■ TASK DETAILS ■
Extract all lines that hold the string "applications".

■ SOURCE MATERIAL ■
>>>>>

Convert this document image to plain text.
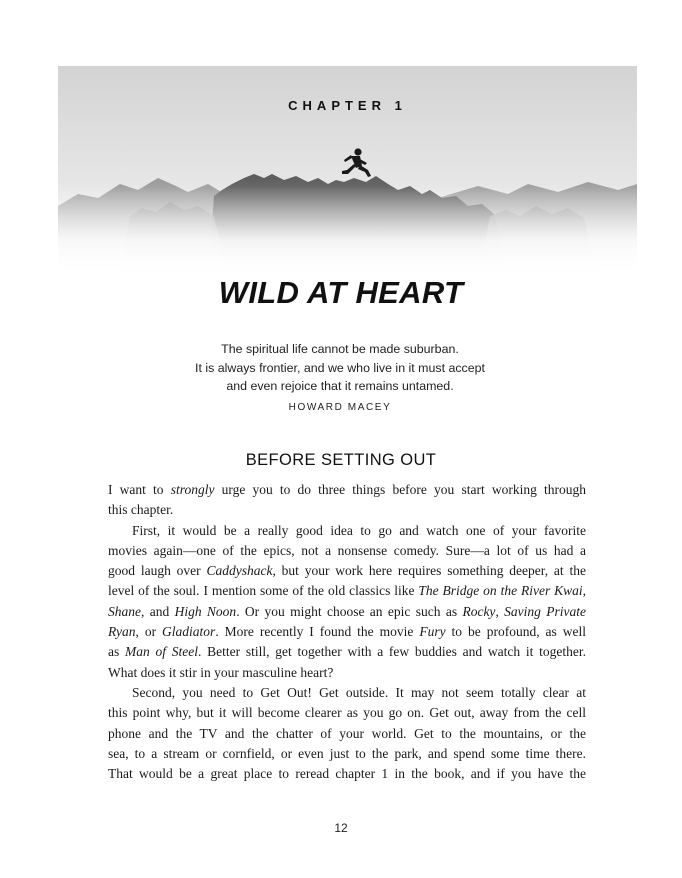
CHAPTER 1
WILD AT HEART
The spiritual life cannot be made suburban.
It is always frontier, and we who live in it must accept
and even rejoice that it remains untamed.
HOWARD MACEY
BEFORE SETTING OUT
I want to strongly urge you to do three things before you start working through
this chapter.
First, it would be a really good idea to go and watch one of your favorite
movies again—one of the epics, not a nonsense comedy. Sure—a lot of us had a
good laugh over Caddyshack, but your work here requires something deeper, at the
level of the soul. I mention some of the old classics like The Bridge on the River Kwai,
Shane, and High Noon. Or you might choose an epic such as Rocky, Saving Private
Ryan, or Gladiator. More recently I found the movie Fury to be profound, as well
as Man of Steel. Better still, get together with a few buddies and watch it together.
What does it stir in your masculine heart?
Second, you need to Get Out! Get outside. It may not seem totally clear at
this point why, but it will become clearer as you go on. Get out, away from the cell
phone and the TV and the chatter of your world. Get to the mountains, or the
sea, to a stream or cornfield, or even just to the park, and spend some time there.
That would be a great place to reread chapter 1 in the book, and if you have the
12
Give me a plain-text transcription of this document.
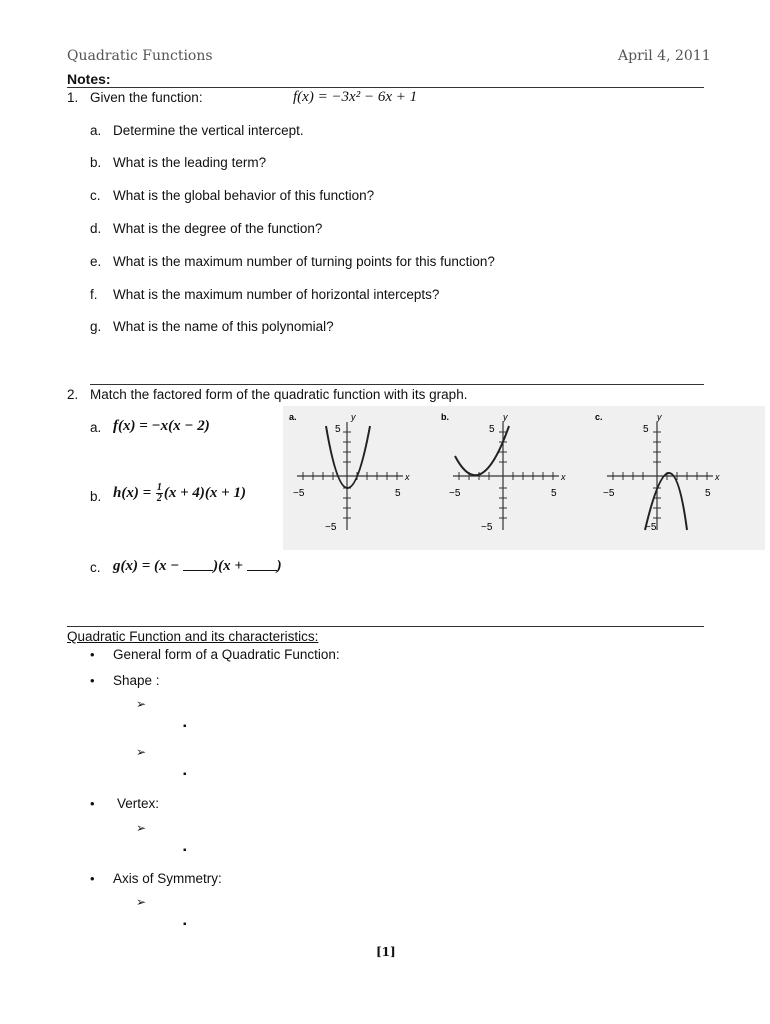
Quadratic Functions	April 4, 2011
Notes:
1. Given the function:	f(x) = −3x² − 6x + 1
a. Determine the vertical intercept.
b. What is the leading term?
c. What is the global behavior of this function?
d. What is the degree of the function?
e. What is the maximum number of turning points for this function?
f. What is the maximum number of horizontal intercepts?
g. What is the name of this polynomial?
2. Match the factored form of the quadratic function with its graph.
a. f(x) = −x(x − 2)
b. $h(x) = \frac{1}{2} (x + 4)(x + 1)$
c. g(x) = (x − )(x + )
a.	y
5
−5
−5	5
x
b.	y
5
−5
−5	5
x
c.	y
5
−5
−5	5
x
Quadratic Function and its characteristics:
• General form of a Quadratic Function:
• Shape :
➢
▪
➢
▪
• Vertex:
➢
▪
• Axis of Symmetry:
➢
▪
[1]
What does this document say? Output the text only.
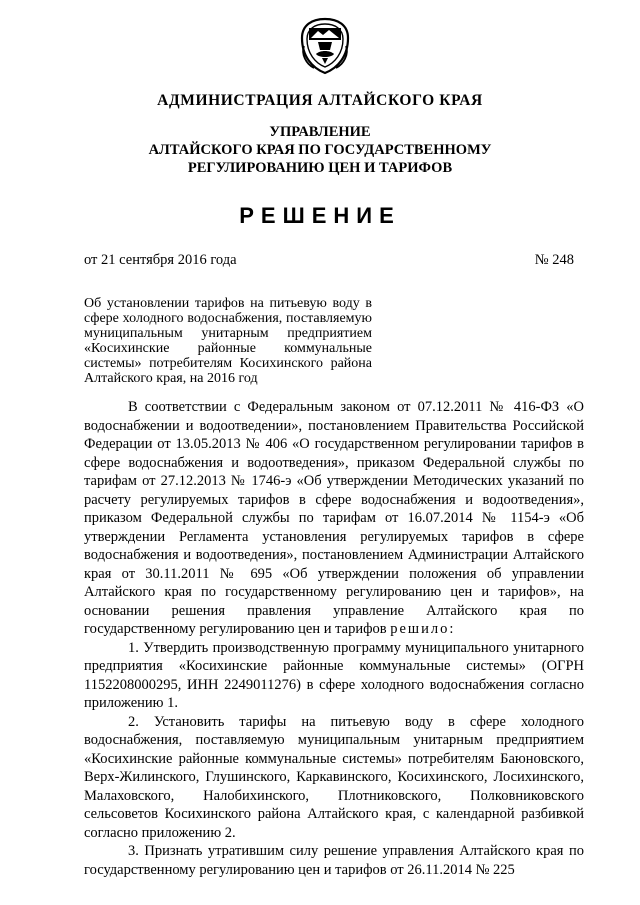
АДМИНИСТРАЦИЯ АЛТАЙСКОГО КРАЯ
УПРАВЛЕНИЕ
АЛТАЙСКОГО КРАЯ ПО ГОСУДАРСТВЕННОМУ
РЕГУЛИРОВАНИЮ ЦЕН И ТАРИФОВ
РЕШЕНИЕ
от 21 сентября 2016 года	№ 248
Об установлении тарифов на питьевую воду в сфере холодного водоснабжения, поставляемую муниципальным унитарным предприятием «Косихинские районные коммунальные системы» потребителям Косихинского района Алтайского края, на 2016 год

В соответствии с Федеральным законом от 07.12.2011 № 416-ФЗ «О водоснабжении и водоотведении», постановлением Правительства Российской Федерации от 13.05.2013 № 406 «О государственном регулировании тарифов в сфере водоснабжения и водоотведения», приказом Федеральной службы по тарифам от 27.12.2013 № 1746-э «Об утверждении Методических указаний по расчету регулируемых тарифов в сфере водоснабжения и водоотведения», приказом Федеральной службы по тарифам от 16.07.2014 № 1154-э «Об утверждении Регламента установления регулируемых тарифов в сфере водоснабжения и водоотведения», постановлением Администрации Алтайского края от 30.11.2011 № 695 «Об утверждении положения об управлении Алтайского края по государственному регулированию цен и тарифов», на основании решения правления управление Алтайского края по государственному регулированию цен и тарифов решило:

1. Утвердить производственную программу муниципального унитарного предприятия «Косихинские районные коммунальные системы» (ОГРН 1152208000295, ИНН 2249011276) в сфере холодного водоснабжения согласно приложению 1.

2. Установить тарифы на питьевую воду в сфере холодного водоснабжения, поставляемую муниципальным унитарным предприятием «Косихинские районные коммунальные системы» потребителям Баюновского, Верх-Жилинского, Глушинского, Каркавинского, Косихинского, Лосихинского, Малаховского, Налобихинского, Плотниковского, Полковниковского сельсоветов Косихинского района Алтайского края, с календарной разбивкой согласно приложению 2.

3. Признать утратившим силу решение управления Алтайского края по государственному регулированию цен и тарифов от 26.11.2014 № 225
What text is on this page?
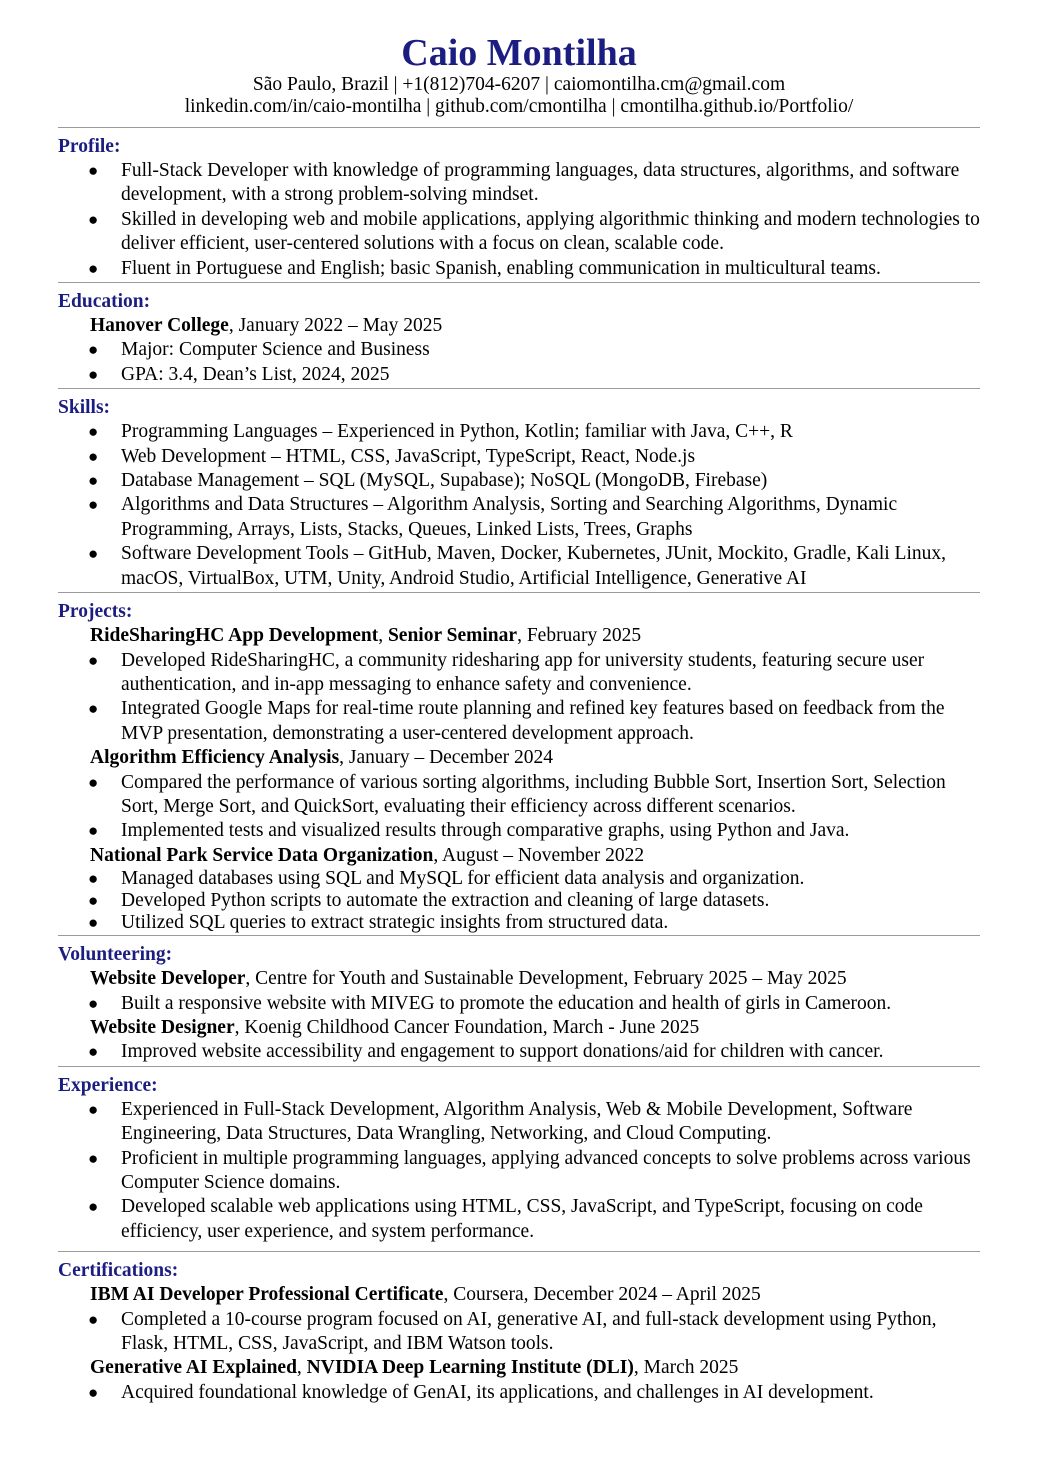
Caio Montilha
São Paulo, Brazil | +1(812)704-6207 | caiomontilha.cm@gmail.com
linkedin.com/in/caio-montilha | github.com/cmontilha | cmontilha.github.io/Portfolio/
Profile:
● Full-Stack Developer with knowledge of programming languages, data structures, algorithms, and software development, with a strong problem-solving mindset.
● Skilled in developing web and mobile applications, applying algorithmic thinking and modern technologies to deliver efficient, user-centered solutions with a focus on clean, scalable code.
● Fluent in Portuguese and English; basic Spanish, enabling communication in multicultural teams.
Education:
Hanover College, January 2022 – May 2025
● Major: Computer Science and Business
● GPA: 3.4, Dean’s List, 2024, 2025
Skills:
● Programming Languages – Experienced in Python, Kotlin; familiar with Java, C++, R
● Web Development – HTML, CSS, JavaScript, TypeScript, React, Node.js
● Database Management – SQL (MySQL, Supabase); NoSQL (MongoDB, Firebase)
● Algorithms and Data Structures – Algorithm Analysis, Sorting and Searching Algorithms, Dynamic Programming, Arrays, Lists, Stacks, Queues, Linked Lists, Trees, Graphs
● Software Development Tools – GitHub, Maven, Docker, Kubernetes, JUnit, Mockito, Gradle, Kali Linux, macOS, VirtualBox, UTM, Unity, Android Studio, Artificial Intelligence, Generative AI
Projects:
RideSharingHC App Development, Senior Seminar, February 2025
● Developed RideSharingHC, a community ridesharing app for university students, featuring secure user authentication, and in-app messaging to enhance safety and convenience.
● Integrated Google Maps for real-time route planning and refined key features based on feedback from the MVP presentation, demonstrating a user-centered development approach.
Algorithm Efficiency Analysis, January – December 2024
● Compared the performance of various sorting algorithms, including Bubble Sort, Insertion Sort, Selection Sort, Merge Sort, and QuickSort, evaluating their efficiency across different scenarios.
● Implemented tests and visualized results through comparative graphs, using Python and Java.
National Park Service Data Organization, August – November 2022
● Managed databases using SQL and MySQL for efficient data analysis and organization.
● Developed Python scripts to automate the extraction and cleaning of large datasets.
● Utilized SQL queries to extract strategic insights from structured data.
Volunteering:
Website Developer, Centre for Youth and Sustainable Development, February 2025 – May 2025
● Built a responsive website with MIVEG to promote the education and health of girls in Cameroon.
Website Designer, Koenig Childhood Cancer Foundation, March - June 2025
● Improved website accessibility and engagement to support donations/aid for children with cancer.
Experience:
● Experienced in Full-Stack Development, Algorithm Analysis, Web & Mobile Development, Software Engineering, Data Structures, Data Wrangling, Networking, and Cloud Computing.
● Proficient in multiple programming languages, applying advanced concepts to solve problems across various Computer Science domains.
● Developed scalable web applications using HTML, CSS, JavaScript, and TypeScript, focusing on code efficiency, user experience, and system performance.
Certifications:
IBM AI Developer Professional Certificate, Coursera, December 2024 – April 2025
● Completed a 10-course program focused on AI, generative AI, and full-stack development using Python, Flask, HTML, CSS, JavaScript, and IBM Watson tools.
Generative AI Explained, NVIDIA Deep Learning Institute (DLI), March 2025
● Acquired foundational knowledge of GenAI, its applications, and challenges in AI development.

<<<<<

■ EXERCISE ANSWER ■
● Skilled in developing web and mobile applications, applying algorithmic thinking and modern technologies to deliver efficient, user-centered solutions with a focus on clean, scalable code.
● Developed scalable web applications using HTML, CSS, JavaScript, and TypeScript, focusing on code efficiency, user experience, and system performance.
● Acquired foundational knowledge of GenAI, its applications, and challenges in AI development.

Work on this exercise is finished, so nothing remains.